### [Task instructions]
Entries follow. Set all of them down as they stand.

### Data listing

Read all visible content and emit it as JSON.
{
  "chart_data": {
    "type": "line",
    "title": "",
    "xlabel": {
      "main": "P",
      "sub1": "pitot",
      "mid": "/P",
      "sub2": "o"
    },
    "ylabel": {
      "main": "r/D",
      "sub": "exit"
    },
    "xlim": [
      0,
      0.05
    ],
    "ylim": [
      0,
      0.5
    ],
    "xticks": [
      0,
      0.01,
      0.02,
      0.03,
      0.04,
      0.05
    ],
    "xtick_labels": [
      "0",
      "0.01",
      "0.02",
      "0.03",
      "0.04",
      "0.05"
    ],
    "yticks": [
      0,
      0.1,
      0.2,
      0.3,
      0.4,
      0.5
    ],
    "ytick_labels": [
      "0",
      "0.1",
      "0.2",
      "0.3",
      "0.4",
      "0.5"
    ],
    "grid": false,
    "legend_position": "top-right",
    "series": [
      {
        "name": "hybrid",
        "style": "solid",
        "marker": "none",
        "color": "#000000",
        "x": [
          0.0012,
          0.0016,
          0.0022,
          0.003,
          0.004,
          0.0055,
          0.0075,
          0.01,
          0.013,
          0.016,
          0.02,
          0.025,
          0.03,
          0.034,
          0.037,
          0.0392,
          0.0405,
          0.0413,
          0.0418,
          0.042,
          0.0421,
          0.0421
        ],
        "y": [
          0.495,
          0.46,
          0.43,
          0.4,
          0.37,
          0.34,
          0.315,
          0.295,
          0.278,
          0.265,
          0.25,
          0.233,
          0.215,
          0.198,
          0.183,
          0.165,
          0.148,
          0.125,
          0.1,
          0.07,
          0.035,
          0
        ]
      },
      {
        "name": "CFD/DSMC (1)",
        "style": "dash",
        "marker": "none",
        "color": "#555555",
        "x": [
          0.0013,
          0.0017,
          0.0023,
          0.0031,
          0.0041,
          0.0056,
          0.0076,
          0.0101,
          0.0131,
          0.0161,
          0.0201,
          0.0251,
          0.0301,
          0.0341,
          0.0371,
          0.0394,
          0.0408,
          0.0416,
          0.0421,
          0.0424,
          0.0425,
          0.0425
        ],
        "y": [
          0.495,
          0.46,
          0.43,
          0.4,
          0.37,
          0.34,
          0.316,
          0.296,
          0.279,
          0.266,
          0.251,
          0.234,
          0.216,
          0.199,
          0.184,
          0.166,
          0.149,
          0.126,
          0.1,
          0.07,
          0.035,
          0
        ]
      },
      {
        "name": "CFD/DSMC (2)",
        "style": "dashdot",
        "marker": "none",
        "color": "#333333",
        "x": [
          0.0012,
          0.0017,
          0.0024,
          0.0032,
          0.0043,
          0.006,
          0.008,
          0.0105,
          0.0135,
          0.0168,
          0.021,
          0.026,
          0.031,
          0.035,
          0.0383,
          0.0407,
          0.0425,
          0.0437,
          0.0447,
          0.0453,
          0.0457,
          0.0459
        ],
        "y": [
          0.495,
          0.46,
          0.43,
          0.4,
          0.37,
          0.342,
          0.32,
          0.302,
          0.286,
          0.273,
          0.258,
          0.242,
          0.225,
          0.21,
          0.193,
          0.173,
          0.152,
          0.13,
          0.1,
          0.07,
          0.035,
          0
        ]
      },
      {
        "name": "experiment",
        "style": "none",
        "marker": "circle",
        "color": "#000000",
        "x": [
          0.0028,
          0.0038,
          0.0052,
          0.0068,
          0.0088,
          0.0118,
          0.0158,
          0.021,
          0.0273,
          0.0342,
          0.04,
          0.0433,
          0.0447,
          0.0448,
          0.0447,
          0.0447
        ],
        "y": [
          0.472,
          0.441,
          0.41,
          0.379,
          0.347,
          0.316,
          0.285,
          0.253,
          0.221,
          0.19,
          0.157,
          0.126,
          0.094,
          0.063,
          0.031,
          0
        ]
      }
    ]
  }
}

######

### [Written response]
Read all visible content and emit it as JSON.
{
  "chart_data": {
    "type": "line",
    "title": "",
    "xlabel": {
      "main": "P",
      "sub1": "pitot",
      "mid": "/P",
      "sub2": "o"
    },
    "ylabel": {
      "main": "r/D",
      "sub": "exit"
    },
    "xlim": [
      0,
      0.05
    ],
    "ylim": [
      0,
      0.5
    ],
    "xticks": [
      0,
      0.01,
      0.02,
      0.03,
      0.04,
      0.05
    ],
    "xtick_labels": [
      "0",
      "0.01",
      "0.02",
      "0.03",
      "0.04",
      "0.05"
    ],
    "yticks": [
      0,
      0.1,
      0.2,
      0.3,
      0.4,
      0.5
    ],
    "ytick_labels": [
      "0",
      "0.1",
      "0.2",
      "0.3",
      "0.4",
      "0.5"
    ],
    "grid": false,
    "legend_position": "top-right",
    "series": [
      {
        "name": "hybrid",
        "style": "solid",
        "marker": "none",
        "color": "#000000",
        "x": [
          0.0012,
          0.0016,
          0.0022,
          0.003,
          0.004,
          0.0055,
          0.0075,
          0.01,
          0.013,
          0.016,
          0.02,
          0.025,
          0.03,
          0.034,
          0.037,
          0.0392,
          0.0405,
          0.0413,
          0.0418,
          0.042,
          0.0421,
          0.0421
        ],
        "y": [
          0.495,
          0.46,
          0.43,
          0.4,
          0.37,
          0.34,
          0.315,
          0.295,
          0.278,
          0.265,
          0.25,
          0.233,
          0.215,
          0.198,
          0.183,
          0.165,
          0.148,
          0.125,
          0.1,
          0.07,
          0.035,
          0
        ]
      },
      {
        "name": "CFD/DSMC (1)",
        "style": "dash",
        "marker": "none",
        "color": "#555555",
        "x": [
          0.0013,
          0.0017,
          0.0023,
          0.0031,
          0.0041,
          0.0056,
          0.0076,
          0.0101,
          0.0131,
          0.0161,
          0.0201,
          0.0251,
          0.0301,
          0.0341,
          0.0371,
          0.0394,
          0.0408,
          0.0416,
          0.0421,
          0.0424,
          0.0425,
          0.0425
        ],
        "y": [
          0.495,
          0.46,
          0.43,
          0.4,
          0.37,
          0.34,
          0.316,
          0.296,
          0.279,
          0.266,
          0.251,
          0.234,
          0.216,
          0.199,
          0.184,
          0.166,
          0.149,
          0.126,
          0.1,
          0.07,
          0.035,
          0
        ]
      },
      {
        "name": "CFD/DSMC (2)",
        "style": "dashdot",
        "marker": "none",
        "color": "#333333",
        "x": [
          0.0012,
          0.0017,
          0.0024,
          0.0032,
          0.0043,
          0.006,
          0.008,
          0.0105,
          0.0135,
          0.0168,
          0.021,
          0.026,
          0.031,
          0.035,
          0.0383,
          0.0407,
          0.0425,
          0.0437,
          0.0447,
          0.0453,
          0.0457,
          0.0459
        ],
        "y": [
          0.495,
          0.46,
          0.43,
          0.4,
          0.37,
          0.342,
          0.32,
          0.302,
          0.286,
          0.273,
          0.258,
          0.242,
          0.225,
          0.21,
          0.193,
          0.173,
          0.152,
          0.13,
          0.1,
          0.07,
          0.035,
          0
        ]
      },
      {
        "name": "experiment",
        "style": "none",
        "marker": "circle",
        "color": "#000000",
        "x": [
          0.0028,
          0.0038,
          0.0052,
          0.0068,
          0.0088,
          0.0118,
          0.0158,
          0.021,
          0.0273,
          0.0342,
          0.04,
          0.0433,
          0.0447,
          0.0448,
          0.0447,
          0.0447
        ],
        "y": [
          0.472,
          0.441,
          0.41,
          0.379,
          0.347,
          0.316,
          0.285,
          0.253,
          0.221,
          0.19,
          0.157,
          0.126,
          0.094,
          0.063,
          0.031,
          0
        ]
      }
    ]
  }
}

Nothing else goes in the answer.